*Stated goal*. Produce a verbatim copy of the entries listed below.

Data records
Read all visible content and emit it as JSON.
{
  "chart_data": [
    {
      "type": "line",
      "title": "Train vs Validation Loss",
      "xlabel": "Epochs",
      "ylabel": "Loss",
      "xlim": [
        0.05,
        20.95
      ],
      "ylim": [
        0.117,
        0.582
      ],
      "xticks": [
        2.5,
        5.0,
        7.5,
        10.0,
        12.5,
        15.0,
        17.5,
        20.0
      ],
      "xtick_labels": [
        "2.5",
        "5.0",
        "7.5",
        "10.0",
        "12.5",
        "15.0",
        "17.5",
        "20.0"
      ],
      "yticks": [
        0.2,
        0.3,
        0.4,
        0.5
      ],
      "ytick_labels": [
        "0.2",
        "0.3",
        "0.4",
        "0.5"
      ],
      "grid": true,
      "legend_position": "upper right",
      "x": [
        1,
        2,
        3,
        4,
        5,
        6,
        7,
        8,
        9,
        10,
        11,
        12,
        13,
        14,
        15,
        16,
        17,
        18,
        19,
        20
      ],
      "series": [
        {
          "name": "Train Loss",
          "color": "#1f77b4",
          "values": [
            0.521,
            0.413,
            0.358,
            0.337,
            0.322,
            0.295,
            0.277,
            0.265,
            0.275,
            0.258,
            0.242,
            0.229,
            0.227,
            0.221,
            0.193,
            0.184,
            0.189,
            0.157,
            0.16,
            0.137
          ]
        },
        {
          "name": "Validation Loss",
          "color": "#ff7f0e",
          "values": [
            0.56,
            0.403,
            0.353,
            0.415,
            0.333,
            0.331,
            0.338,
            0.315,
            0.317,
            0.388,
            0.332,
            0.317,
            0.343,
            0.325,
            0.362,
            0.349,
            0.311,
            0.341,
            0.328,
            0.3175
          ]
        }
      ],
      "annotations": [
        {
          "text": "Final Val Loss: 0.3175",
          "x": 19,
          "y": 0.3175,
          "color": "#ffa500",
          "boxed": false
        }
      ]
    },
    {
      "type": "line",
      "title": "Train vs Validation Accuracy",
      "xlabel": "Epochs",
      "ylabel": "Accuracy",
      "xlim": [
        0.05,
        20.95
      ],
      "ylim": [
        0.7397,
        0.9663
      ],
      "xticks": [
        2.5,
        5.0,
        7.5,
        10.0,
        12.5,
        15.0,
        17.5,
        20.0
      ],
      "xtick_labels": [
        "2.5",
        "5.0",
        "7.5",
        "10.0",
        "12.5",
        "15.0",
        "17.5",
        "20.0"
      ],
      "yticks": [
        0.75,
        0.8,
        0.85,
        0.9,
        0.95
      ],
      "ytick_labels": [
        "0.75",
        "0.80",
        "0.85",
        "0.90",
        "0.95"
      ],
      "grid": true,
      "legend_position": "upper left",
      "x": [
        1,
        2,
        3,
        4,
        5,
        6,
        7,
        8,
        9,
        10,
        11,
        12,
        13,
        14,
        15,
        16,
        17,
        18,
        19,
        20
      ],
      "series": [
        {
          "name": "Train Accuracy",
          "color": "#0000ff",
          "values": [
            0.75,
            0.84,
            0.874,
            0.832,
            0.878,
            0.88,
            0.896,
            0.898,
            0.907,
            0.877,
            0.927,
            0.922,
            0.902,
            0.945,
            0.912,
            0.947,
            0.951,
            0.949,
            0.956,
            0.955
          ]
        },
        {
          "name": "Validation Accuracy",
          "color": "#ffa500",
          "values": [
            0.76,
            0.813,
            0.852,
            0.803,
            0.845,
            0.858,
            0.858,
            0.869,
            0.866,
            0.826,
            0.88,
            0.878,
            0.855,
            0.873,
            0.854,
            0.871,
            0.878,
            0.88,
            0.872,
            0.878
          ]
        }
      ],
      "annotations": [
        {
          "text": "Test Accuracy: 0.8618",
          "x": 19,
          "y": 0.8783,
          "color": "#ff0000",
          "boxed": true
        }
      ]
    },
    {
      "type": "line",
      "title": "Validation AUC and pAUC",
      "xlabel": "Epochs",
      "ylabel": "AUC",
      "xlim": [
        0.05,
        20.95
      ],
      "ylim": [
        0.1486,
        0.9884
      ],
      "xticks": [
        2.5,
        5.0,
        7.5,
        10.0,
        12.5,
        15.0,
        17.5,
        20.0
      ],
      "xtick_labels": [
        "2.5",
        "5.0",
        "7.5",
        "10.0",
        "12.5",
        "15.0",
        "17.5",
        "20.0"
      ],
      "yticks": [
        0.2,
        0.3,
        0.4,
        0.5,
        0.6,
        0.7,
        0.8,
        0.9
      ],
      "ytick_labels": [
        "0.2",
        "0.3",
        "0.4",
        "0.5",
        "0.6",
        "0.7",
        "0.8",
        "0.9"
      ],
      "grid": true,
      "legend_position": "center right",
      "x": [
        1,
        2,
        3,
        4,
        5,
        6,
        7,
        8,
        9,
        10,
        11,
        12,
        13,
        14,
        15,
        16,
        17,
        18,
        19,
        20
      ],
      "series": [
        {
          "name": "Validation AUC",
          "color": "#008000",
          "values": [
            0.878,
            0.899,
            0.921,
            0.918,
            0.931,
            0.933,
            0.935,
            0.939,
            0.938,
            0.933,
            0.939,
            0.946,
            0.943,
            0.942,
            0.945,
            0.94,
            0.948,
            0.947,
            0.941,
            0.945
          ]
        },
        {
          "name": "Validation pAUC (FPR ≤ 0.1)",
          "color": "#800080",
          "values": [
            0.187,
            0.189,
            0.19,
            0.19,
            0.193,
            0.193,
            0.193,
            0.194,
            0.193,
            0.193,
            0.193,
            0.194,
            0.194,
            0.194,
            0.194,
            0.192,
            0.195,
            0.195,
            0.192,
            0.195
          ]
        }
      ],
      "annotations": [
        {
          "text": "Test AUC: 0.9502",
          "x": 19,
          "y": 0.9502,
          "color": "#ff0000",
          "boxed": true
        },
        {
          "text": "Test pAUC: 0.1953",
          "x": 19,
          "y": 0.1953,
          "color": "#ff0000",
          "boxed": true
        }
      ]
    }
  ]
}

*Exercise answer*.
Read all visible content and emit it as JSON.
{
  "chart_data": [
    {
      "type": "line",
      "title": "Train vs Validation Loss",
      "xlabel": "Epochs",
      "ylabel": "Loss",
      "xlim": [
        0.05,
        20.95
      ],
      "ylim": [
        0.117,
        0.582
      ],
      "xticks": [
        2.5,
        5.0,
        7.5,
        10.0,
        12.5,
        15.0,
        17.5,
        20.0
      ],
      "xtick_labels": [
        "2.5",
        "5.0",
        "7.5",
        "10.0",
        "12.5",
        "15.0",
        "17.5",
        "20.0"
      ],
      "yticks": [
        0.2,
        0.3,
        0.4,
        0.5
      ],
      "ytick_labels": [
        "0.2",
        "0.3",
        "0.4",
        "0.5"
      ],
      "grid": true,
      "legend_position": "upper right",
      "x": [
        1,
        2,
        3,
        4,
        5,
        6,
        7,
        8,
        9,
        10,
        11,
        12,
        13,
        14,
        15,
        16,
        17,
        18,
        19,
        20
      ],
      "series": [
        {
          "name": "Train Loss",
          "color": "#1f77b4",
          "values": [
            0.521,
            0.413,
            0.358,
            0.337,
            0.322,
            0.295,
            0.277,
            0.265,
            0.275,
            0.258,
            0.242,
            0.229,
            0.227,
            0.221,
            0.193,
            0.184,
            0.189,
            0.157,
            0.16,
            0.137
          ]
        },
        {
          "name": "Validation Loss",
          "color": "#ff7f0e",
          "values": [
            0.56,
            0.403,
            0.353,
            0.415,
            0.333,
            0.331,
            0.338,
            0.315,
            0.317,
            0.388,
            0.332,
            0.317,
            0.343,
            0.325,
            0.362,
            0.349,
            0.311,
            0.341,
            0.328,
            0.3175
          ]
        }
      ],
      "annotations": [
        {
          "text": "Final Val Loss: 0.3175",
          "x": 19,
          "y": 0.3175,
          "color": "#ffa500",
          "boxed": false
        }
      ]
    },
    {
      "type": "line",
      "title": "Train vs Validation Accuracy",
      "xlabel": "Epochs",
      "ylabel": "Accuracy",
      "xlim": [
        0.05,
        20.95
      ],
      "ylim": [
        0.7397,
        0.9663
      ],
      "xticks": [
        2.5,
        5.0,
        7.5,
        10.0,
        12.5,
        15.0,
        17.5,
        20.0
      ],
      "xtick_labels": [
        "2.5",
        "5.0",
        "7.5",
        "10.0",
        "12.5",
        "15.0",
        "17.5",
        "20.0"
      ],
      "yticks": [
        0.75,
        0.8,
        0.85,
        0.9,
        0.95
      ],
      "ytick_labels": [
        "0.75",
        "0.80",
        "0.85",
        "0.90",
        "0.95"
      ],
      "grid": true,
      "legend_position": "upper left",
      "x": [
        1,
        2,
        3,
        4,
        5,
        6,
        7,
        8,
        9,
        10,
        11,
        12,
        13,
        14,
        15,
        16,
        17,
        18,
        19,
        20
      ],
      "series": [
        {
          "name": "Train Accuracy",
          "color": "#0000ff",
          "values": [
            0.75,
            0.84,
            0.874,
            0.832,
            0.878,
            0.88,
            0.896,
            0.898,
            0.907,
            0.877,
            0.927,
            0.922,
            0.902,
            0.945,
            0.912,
            0.947,
            0.951,
            0.949,
            0.956,
            0.955
          ]
        },
        {
          "name": "Validation Accuracy",
          "color": "#ffa500",
          "values": [
            0.76,
            0.813,
            0.852,
            0.803,
            0.845,
            0.858,
            0.858,
            0.869,
            0.866,
            0.826,
            0.88,
            0.878,
            0.855,
            0.873,
            0.854,
            0.871,
            0.878,
            0.88,
            0.872,
            0.878
          ]
        }
      ],
      "annotations": [
        {
          "text": "Test Accuracy: 0.8618",
          "x": 19,
          "y": 0.8783,
          "color": "#ff0000",
          "boxed": true
        }
      ]
    },
    {
      "type": "line",
      "title": "Validation AUC and pAUC",
      "xlabel": "Epochs",
      "ylabel": "AUC",
      "xlim": [
        0.05,
        20.95
      ],
      "ylim": [
        0.1486,
        0.9884
      ],
      "xticks": [
        2.5,
        5.0,
        7.5,
        10.0,
        12.5,
        15.0,
        17.5,
        20.0
      ],
      "xtick_labels": [
        "2.5",
        "5.0",
        "7.5",
        "10.0",
        "12.5",
        "15.0",
        "17.5",
        "20.0"
      ],
      "yticks": [
        0.2,
        0.3,
        0.4,
        0.5,
        0.6,
        0.7,
        0.8,
        0.9
      ],
      "ytick_labels": [
        "0.2",
        "0.3",
        "0.4",
        "0.5",
        "0.6",
        "0.7",
        "0.8",
        "0.9"
      ],
      "grid": true,
      "legend_position": "center right",
      "x": [
        1,
        2,
        3,
        4,
        5,
        6,
        7,
        8,
        9,
        10,
        11,
        12,
        13,
        14,
        15,
        16,
        17,
        18,
        19,
        20
      ],
      "series": [
        {
          "name": "Validation AUC",
          "color": "#008000",
          "values": [
            0.878,
            0.899,
            0.921,
            0.918,
            0.931,
            0.933,
            0.935,
            0.939,
            0.938,
            0.933,
            0.939,
            0.946,
            0.943,
            0.942,
            0.945,
            0.94,
            0.948,
            0.947,
            0.941,
            0.945
          ]
        },
        {
          "name": "Validation pAUC (FPR ≤ 0.1)",
          "color": "#800080",
          "values": [
            0.187,
            0.189,
            0.19,
            0.19,
            0.193,
            0.193,
            0.193,
            0.194,
            0.193,
            0.193,
            0.193,
            0.194,
            0.194,
            0.194,
            0.194,
            0.192,
            0.195,
            0.195,
            0.192,
            0.195
          ]
        }
      ],
      "annotations": [
        {
          "text": "Test AUC: 0.9502",
          "x": 19,
          "y": 0.9502,
          "color": "#ff0000",
          "boxed": true
        },
        {
          "text": "Test pAUC: 0.1953",
          "x": 19,
          "y": 0.1953,
          "color": "#ff0000",
          "boxed": true
        }
      ]
    }
  ]
}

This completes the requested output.